◆ TASK OBJECTIVE
Would you output the whole listing below, exactly as it reads?

_ _ _

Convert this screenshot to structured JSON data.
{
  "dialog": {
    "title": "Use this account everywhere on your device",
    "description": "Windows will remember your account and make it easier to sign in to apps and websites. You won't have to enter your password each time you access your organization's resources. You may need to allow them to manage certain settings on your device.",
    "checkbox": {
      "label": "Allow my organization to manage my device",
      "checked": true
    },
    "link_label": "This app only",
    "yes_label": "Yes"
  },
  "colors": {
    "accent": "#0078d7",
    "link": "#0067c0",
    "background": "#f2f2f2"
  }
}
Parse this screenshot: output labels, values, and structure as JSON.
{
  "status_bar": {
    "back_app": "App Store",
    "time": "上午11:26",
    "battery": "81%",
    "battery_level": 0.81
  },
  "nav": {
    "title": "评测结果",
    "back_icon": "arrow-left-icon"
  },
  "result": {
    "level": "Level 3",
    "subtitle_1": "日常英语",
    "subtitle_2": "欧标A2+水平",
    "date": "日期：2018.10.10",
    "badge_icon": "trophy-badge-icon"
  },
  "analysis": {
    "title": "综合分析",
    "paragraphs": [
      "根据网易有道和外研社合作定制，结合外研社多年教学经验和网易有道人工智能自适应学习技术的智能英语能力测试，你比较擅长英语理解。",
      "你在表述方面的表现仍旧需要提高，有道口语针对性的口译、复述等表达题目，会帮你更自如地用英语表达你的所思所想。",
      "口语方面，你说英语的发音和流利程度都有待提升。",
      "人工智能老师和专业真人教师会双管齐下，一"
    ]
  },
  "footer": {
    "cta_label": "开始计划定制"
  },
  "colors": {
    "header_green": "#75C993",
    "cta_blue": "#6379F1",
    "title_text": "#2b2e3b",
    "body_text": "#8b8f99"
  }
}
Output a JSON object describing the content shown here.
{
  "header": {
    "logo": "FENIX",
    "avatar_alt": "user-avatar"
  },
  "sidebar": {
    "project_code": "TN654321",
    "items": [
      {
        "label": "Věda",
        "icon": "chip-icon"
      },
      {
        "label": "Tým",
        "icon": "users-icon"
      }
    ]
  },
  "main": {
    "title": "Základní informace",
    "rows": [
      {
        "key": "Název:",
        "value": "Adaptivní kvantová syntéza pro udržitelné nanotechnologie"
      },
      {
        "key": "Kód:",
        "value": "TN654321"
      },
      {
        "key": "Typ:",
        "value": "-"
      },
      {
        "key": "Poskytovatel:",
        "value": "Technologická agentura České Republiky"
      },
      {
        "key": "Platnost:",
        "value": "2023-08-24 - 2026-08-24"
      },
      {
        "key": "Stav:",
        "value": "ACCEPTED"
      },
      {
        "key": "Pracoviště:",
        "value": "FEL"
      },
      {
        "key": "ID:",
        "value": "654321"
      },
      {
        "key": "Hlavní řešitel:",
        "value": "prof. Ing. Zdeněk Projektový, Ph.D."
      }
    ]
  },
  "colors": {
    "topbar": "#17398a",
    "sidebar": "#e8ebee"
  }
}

_ _ _

◆ RESULT
Convert this screenshot to structured JSON data.
{
  "dialog": {
    "title": "Use this account everywhere on your device",
    "description": "Windows will remember your account and make it easier to sign in to apps and websites. You won't have to enter your password each time you access your organization's resources. You may need to allow them to manage certain settings on your device.",
    "checkbox": {
      "label": "Allow my organization to manage my device",
      "checked": true
    },
    "link_label": "This app only",
    "yes_label": "Yes"
  },
  "colors": {
    "accent": "#0078d7",
    "link": "#0067c0",
    "background": "#f2f2f2"
  }
}
Parse this screenshot: output labels, values, and structure as JSON.
{
  "status_bar": {
    "back_app": "App Store",
    "time": "上午11:26",
    "battery": "81%",
    "battery_level": 0.81
  },
  "nav": {
    "title": "评测结果",
    "back_icon": "arrow-left-icon"
  },
  "result": {
    "level": "Level 3",
    "subtitle_1": "日常英语",
    "subtitle_2": "欧标A2+水平",
    "date": "日期：2018.10.10",
    "badge_icon": "trophy-badge-icon"
  },
  "analysis": {
    "title": "综合分析",
    "paragraphs": [
      "根据网易有道和外研社合作定制，结合外研社多年教学经验和网易有道人工智能自适应学习技术的智能英语能力测试，你比较擅长英语理解。",
      "你在表述方面的表现仍旧需要提高，有道口语针对性的口译、复述等表达题目，会帮你更自如地用英语表达你的所思所想。",
      "口语方面，你说英语的发音和流利程度都有待提升。",
      "人工智能老师和专业真人教师会双管齐下，一"
    ]
  },
  "footer": {
    "cta_label": "开始计划定制"
  },
  "colors": {
    "header_green": "#75C993",
    "cta_blue": "#6379F1",
    "title_text": "#2b2e3b",
    "body_text": "#8b8f99"
  }
}
Output a JSON object describing the content shown here.
{
  "header": {
    "logo": "FENIX",
    "avatar_alt": "user-avatar"
  },
  "sidebar": {
    "project_code": "TN654321",
    "items": [
      {
        "label": "Věda",
        "icon": "chip-icon"
      },
      {
        "label": "Tým",
        "icon": "users-icon"
      }
    ]
  },
  "main": {
    "title": "Základní informace",
    "rows": [
      {
        "key": "Název:",
        "value": "Adaptivní kvantová syntéza pro udržitelné nanotechnologie"
      },
      {
        "key": "Kód:",
        "value": "TN654321"
      },
      {
        "key": "Typ:",
        "value": "-"
      },
      {
        "key": "Poskytovatel:",
        "value": "Technologická agentura České Republiky"
      },
      {
        "key": "Platnost:",
        "value": "2023-08-24 - 2026-08-24"
      },
      {
        "key": "Stav:",
        "value": "ACCEPTED"
      },
      {
        "key": "Pracoviště:",
        "value": "FEL"
      },
      {
        "key": "ID:",
        "value": "654321"
      },
      {
        "key": "Hlavní řešitel:",
        "value": "prof. Ing. Zdeněk Projektový, Ph.D."
      }
    ]
  },
  "colors": {
    "topbar": "#17398a",
    "sidebar": "#e8ebee"
  }
}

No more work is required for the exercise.